(Problem description): Copy out all lines with the word "Hibernate" in them.

(Data entries):
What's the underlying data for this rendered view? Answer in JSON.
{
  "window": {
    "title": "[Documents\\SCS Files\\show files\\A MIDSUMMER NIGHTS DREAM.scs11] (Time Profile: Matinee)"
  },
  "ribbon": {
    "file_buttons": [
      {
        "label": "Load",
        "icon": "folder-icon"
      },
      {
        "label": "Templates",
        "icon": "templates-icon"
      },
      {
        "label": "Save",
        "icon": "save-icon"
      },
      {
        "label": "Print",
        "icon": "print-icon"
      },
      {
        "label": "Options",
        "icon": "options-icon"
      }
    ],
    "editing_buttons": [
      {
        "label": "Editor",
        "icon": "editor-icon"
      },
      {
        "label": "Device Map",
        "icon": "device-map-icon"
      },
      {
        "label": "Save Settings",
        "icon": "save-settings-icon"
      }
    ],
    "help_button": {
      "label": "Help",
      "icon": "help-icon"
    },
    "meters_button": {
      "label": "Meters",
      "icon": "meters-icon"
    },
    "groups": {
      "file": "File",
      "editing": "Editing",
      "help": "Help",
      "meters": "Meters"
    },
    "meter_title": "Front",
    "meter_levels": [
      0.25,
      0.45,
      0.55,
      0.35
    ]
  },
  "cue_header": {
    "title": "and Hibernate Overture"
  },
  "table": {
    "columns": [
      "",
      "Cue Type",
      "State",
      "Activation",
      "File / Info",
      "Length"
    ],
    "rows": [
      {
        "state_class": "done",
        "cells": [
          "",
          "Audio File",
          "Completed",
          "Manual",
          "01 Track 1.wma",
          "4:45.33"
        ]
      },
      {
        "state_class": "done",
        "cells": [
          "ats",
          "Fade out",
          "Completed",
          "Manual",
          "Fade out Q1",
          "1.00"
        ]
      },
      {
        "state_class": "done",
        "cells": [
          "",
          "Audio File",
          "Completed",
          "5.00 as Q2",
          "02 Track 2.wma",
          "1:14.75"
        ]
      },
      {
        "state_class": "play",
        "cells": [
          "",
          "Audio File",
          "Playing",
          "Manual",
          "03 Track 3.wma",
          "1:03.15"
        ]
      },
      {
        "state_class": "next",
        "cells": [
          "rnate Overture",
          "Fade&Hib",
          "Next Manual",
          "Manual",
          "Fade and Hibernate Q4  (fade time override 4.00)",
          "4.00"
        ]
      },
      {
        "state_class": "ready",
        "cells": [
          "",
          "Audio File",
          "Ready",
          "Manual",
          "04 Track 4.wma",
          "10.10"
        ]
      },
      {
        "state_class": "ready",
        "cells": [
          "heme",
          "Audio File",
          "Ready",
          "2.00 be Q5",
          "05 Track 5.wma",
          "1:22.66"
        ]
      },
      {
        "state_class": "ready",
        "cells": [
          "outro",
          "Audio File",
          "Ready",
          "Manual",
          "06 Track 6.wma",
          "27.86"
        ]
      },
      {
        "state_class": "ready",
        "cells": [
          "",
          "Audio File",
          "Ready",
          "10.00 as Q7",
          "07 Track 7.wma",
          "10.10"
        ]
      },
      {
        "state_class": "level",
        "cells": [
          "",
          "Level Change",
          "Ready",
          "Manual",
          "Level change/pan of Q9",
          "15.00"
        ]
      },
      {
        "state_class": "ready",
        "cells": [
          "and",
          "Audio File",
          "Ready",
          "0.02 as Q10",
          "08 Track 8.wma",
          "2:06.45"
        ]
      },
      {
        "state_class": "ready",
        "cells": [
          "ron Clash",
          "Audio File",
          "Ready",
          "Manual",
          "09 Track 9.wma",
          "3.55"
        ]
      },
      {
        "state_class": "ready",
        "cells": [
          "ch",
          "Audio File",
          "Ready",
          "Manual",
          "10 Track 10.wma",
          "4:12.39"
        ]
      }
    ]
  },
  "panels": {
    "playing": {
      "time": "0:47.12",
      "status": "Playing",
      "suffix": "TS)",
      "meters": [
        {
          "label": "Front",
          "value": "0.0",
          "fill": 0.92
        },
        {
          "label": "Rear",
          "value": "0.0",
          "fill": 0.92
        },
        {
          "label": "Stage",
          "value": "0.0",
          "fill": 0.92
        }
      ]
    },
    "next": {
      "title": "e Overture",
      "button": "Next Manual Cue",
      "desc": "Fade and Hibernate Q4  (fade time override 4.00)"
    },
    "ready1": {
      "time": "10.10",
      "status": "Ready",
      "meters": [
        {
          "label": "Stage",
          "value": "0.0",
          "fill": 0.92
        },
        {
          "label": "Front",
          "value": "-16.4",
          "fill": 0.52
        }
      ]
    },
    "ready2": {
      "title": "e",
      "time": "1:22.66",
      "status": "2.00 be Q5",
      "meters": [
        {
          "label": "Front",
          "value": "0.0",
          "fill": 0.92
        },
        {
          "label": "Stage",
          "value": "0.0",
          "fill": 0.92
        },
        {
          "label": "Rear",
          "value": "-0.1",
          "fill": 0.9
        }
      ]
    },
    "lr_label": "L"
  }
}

(Response below):
    "title": "and Hibernate Overture"
          "Fade and Hibernate Q4  (fade time override 4.00)",
      "desc": "Fade and Hibernate Q4  (fade time override 4.00)"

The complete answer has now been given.